## Goal
Find the lines with "difficulty" in them and copy them out.

Dataset items:
--- Start ---

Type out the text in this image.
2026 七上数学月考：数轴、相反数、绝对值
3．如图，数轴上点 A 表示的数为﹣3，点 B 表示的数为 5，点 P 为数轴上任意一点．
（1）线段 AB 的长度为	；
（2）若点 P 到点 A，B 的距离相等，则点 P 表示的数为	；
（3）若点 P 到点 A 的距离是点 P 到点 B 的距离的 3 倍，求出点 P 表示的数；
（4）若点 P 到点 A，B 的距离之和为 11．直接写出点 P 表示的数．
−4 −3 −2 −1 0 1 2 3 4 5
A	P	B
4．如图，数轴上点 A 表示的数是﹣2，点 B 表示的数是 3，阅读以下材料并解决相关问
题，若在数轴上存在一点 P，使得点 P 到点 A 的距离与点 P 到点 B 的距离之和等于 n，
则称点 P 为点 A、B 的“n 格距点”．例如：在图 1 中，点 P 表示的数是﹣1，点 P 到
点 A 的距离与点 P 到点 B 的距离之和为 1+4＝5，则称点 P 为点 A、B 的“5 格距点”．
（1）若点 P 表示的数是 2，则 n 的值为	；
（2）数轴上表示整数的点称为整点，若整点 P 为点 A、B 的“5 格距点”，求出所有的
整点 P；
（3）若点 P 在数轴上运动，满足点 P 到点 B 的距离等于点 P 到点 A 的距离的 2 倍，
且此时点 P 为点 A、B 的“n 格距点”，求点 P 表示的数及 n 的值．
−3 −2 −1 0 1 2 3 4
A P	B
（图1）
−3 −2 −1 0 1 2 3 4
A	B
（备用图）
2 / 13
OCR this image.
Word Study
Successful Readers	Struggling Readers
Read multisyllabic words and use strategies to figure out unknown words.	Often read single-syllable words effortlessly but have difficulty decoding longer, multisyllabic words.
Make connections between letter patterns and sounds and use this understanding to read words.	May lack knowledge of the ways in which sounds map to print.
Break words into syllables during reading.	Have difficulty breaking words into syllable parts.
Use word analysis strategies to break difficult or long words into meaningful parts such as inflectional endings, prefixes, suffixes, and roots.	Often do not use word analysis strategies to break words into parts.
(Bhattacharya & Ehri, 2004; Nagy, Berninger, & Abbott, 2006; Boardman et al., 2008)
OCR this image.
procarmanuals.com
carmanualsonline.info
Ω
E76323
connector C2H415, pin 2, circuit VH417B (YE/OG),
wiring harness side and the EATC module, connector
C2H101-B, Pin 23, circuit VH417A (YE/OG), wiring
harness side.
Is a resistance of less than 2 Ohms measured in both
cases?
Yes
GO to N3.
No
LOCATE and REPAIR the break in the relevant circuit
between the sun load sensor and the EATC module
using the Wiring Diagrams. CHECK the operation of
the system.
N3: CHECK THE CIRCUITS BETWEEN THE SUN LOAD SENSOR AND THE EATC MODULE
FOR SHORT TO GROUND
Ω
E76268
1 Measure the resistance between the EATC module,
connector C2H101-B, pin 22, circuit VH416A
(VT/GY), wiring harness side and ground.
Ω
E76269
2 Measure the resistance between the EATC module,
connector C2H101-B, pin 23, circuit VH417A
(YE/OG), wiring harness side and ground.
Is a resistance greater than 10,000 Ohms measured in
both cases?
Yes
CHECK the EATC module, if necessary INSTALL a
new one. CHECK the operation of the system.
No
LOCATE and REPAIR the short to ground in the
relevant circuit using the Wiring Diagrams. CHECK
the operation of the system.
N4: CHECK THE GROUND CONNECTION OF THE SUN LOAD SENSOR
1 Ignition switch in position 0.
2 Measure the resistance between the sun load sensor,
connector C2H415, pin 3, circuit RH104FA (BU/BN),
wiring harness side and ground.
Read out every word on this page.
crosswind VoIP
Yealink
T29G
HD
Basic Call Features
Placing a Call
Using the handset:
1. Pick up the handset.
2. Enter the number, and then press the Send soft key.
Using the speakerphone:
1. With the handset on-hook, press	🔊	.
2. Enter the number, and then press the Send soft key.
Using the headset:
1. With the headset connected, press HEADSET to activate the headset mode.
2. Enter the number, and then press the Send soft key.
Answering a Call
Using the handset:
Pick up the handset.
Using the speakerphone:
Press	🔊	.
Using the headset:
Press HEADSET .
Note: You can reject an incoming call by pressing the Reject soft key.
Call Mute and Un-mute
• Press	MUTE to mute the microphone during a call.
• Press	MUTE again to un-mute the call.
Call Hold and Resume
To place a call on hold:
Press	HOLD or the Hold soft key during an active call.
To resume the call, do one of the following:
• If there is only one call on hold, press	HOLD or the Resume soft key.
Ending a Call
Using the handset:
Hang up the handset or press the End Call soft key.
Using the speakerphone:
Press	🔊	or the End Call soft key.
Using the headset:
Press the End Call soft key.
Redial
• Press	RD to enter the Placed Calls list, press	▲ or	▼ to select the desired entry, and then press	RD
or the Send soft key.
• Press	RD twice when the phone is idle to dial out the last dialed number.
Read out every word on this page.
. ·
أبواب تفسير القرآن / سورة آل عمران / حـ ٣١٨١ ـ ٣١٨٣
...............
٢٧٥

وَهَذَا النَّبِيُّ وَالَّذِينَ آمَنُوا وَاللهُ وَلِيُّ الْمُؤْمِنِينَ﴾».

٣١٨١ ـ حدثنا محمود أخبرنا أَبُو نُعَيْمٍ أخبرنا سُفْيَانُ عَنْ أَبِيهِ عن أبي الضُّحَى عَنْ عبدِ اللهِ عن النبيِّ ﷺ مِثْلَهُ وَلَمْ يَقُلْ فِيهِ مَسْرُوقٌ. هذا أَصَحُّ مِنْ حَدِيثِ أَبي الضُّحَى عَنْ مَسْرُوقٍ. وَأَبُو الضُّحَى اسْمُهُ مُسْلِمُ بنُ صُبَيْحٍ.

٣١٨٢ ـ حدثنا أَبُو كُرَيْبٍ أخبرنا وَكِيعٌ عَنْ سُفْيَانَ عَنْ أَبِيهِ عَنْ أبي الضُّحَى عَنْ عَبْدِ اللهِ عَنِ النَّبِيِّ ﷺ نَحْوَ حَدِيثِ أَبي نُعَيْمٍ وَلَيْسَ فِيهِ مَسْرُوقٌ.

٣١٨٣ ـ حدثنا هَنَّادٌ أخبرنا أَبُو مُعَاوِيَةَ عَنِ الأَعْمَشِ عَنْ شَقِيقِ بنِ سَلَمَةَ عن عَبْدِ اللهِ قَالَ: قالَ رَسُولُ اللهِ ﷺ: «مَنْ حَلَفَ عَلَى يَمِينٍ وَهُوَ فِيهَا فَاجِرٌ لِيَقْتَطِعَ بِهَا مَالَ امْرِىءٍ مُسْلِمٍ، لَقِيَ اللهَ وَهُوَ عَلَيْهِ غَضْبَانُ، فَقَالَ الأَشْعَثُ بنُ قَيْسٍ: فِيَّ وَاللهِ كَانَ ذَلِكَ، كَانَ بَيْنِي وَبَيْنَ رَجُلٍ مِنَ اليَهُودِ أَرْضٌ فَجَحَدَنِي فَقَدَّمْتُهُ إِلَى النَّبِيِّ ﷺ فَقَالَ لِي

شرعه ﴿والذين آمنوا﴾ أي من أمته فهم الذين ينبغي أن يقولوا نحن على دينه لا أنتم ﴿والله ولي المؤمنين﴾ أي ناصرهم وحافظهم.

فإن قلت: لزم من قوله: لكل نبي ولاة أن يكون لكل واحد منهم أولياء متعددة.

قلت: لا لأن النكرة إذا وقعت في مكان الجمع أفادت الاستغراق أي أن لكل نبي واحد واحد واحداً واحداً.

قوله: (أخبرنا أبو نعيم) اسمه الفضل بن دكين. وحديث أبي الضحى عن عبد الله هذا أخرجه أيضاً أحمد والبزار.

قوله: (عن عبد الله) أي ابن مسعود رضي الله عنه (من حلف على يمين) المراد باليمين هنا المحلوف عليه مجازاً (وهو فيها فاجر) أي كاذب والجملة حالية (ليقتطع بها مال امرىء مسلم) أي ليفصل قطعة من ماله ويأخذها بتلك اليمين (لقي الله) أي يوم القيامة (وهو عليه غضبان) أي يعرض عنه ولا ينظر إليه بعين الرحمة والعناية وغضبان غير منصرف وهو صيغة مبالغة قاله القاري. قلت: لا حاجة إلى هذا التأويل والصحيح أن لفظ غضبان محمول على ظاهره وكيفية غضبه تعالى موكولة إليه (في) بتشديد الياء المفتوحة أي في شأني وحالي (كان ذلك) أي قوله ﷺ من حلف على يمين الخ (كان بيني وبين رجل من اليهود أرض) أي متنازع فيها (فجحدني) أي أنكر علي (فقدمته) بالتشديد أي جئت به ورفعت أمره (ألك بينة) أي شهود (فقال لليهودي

--- End ---

## In response
Read multisyllabic words and use strategies to figure out unknown words.	Often read single-syllable words effortlessly but have difficulty decoding longer, multisyllabic words.
Break words into syllables during reading.	Have difficulty breaking words into syllable parts.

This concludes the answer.